EXTRACT TO READ:
— Begin —

Second: “Yes” and “No” are the only two words that define their own entire category of questions. If you could communicate with any other person in the world using only two words—wouldn’t you choose these: affirmation or negation? To agree or to disagree? And further, these two concepts carry far more potential shades of meaning than just the duality of positive/negative, factual or false. “Yes!” is an exultation, an expression of triumph, satisfaction, pleasure, relief; “No!” can be a command, a lament, a cry of frustration or incredulity.

— End —

DATA SECTION:
— Begin —

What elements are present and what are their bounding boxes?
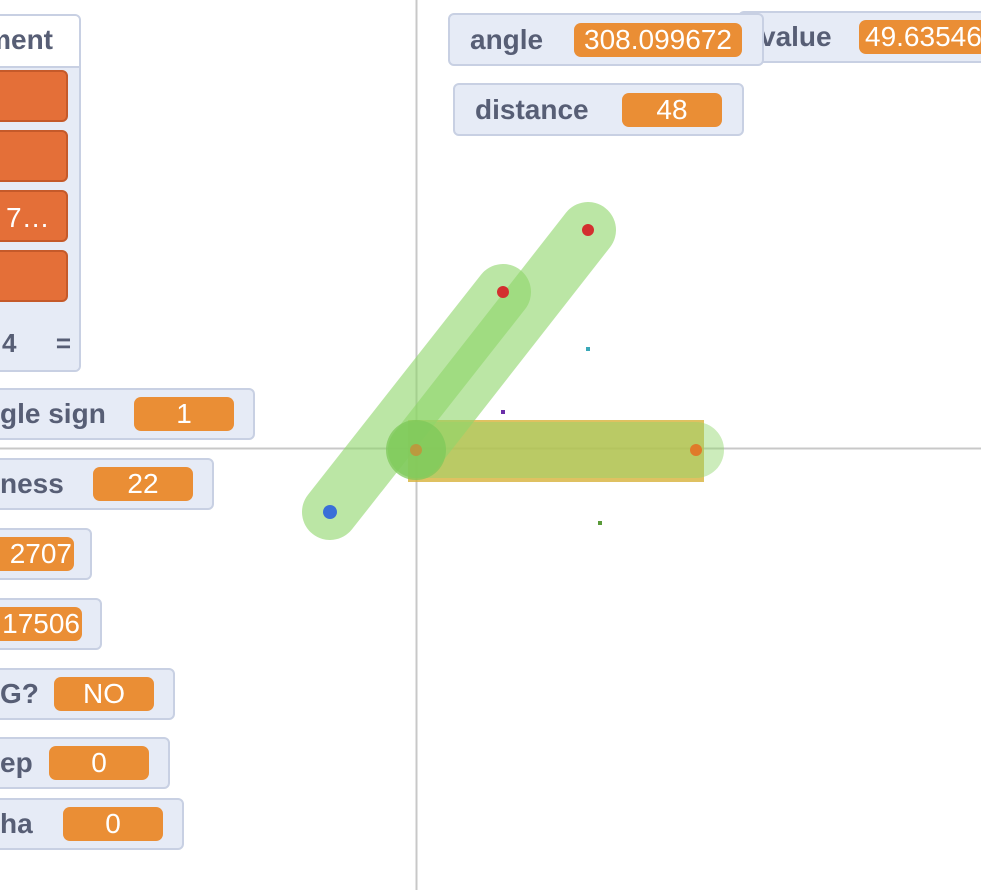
- monitor-value-readout: NO: [54, 677, 154, 711]
- monitor-value[interactable]: value 49.63546: [738, 11, 981, 63]
- monitor-value-readout: 308.099672: [574, 22, 742, 57]
- monitor-value-readout: 48: [622, 92, 722, 127]
- monitor-value-readout: 49.63546: [859, 20, 981, 54]
- monitor-label: ha: [0, 808, 33, 839]
- list-monitor[interactable]: ment 7… 4 =: [0, 14, 81, 372]
- list-resize-handle[interactable]: =: [55, 328, 71, 358]
- monitor-value-readout: 0: [63, 807, 163, 841]
- monitor-label: distance: [475, 93, 589, 125]
- monitor-angle[interactable]: angle 308.099672: [448, 13, 764, 66]
- list-item[interactable]: [0, 130, 68, 182]
- monitor-value-readout: 22: [93, 467, 193, 501]
- monitor-step[interactable]: ep 0: [0, 737, 170, 789]
- teal-dot: [586, 347, 590, 351]
- monitor-label: ness: [0, 468, 64, 499]
- monitor-label: angle: [470, 23, 544, 55]
- list-item[interactable]: [0, 70, 68, 122]
- monitor-question[interactable]: G? NO: [0, 668, 175, 720]
- joint-blue-dot: [323, 505, 337, 519]
- monitor-distance[interactable]: distance 48: [453, 83, 744, 136]
- list-item[interactable]: [0, 250, 68, 302]
- joint-orange-dot-left: [410, 444, 422, 456]
- monitor-17506[interactable]: 17506: [0, 598, 102, 650]
- list-length: 4: [2, 328, 17, 358]
- joint-red-dot-lower: [497, 286, 509, 298]
- joint-orange-dot-right: [690, 444, 702, 456]
- monitor-value-readout: 2707: [0, 537, 74, 571]
- monitor-label: G?: [0, 678, 39, 709]
- list-item[interactable]: 7…: [0, 190, 68, 242]
- monitor-label: gle sign: [0, 398, 106, 429]
- green-arm-lower: [302, 264, 531, 540]
- monitor-value-readout: 1: [134, 397, 234, 431]
- monitor-thickness[interactable]: ness 22: [0, 458, 214, 510]
- green-arm-upper: [388, 202, 616, 478]
- list-title: ment: [0, 16, 79, 68]
- monitor-2707[interactable]: 2707: [0, 528, 92, 580]
- purple-dot: [501, 410, 505, 414]
- monitor-label: ep: [0, 747, 33, 778]
- monitor-angle-sign[interactable]: gle sign 1: [0, 388, 255, 440]
- green-dot: [598, 521, 602, 525]
- joint-red-dot-upper: [582, 224, 594, 236]
- monitor-value-readout: 17506: [0, 607, 82, 641]
- monitor-value-readout: 0: [49, 746, 149, 780]
- list-footer: 4 =: [0, 316, 79, 370]
- monitor-alpha[interactable]: ha 0: [0, 798, 184, 850]
- monitor-label: value: [760, 21, 832, 52]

— End —

SHORT EXERCISE:
Translate this sentence from the passage on the words "yes" and "no" into French: "If you could communicate with any other person in the world using only two words—wouldn’t you choose these: affirmation or negation?"

FINAL RESULT:
Si vous pouviez communiquer avec n'importe quelle autre personne au monde en n'utilisant que deux mots, ne choisiriez-vous pas ceux-ci : l'affirmation ou la négation ?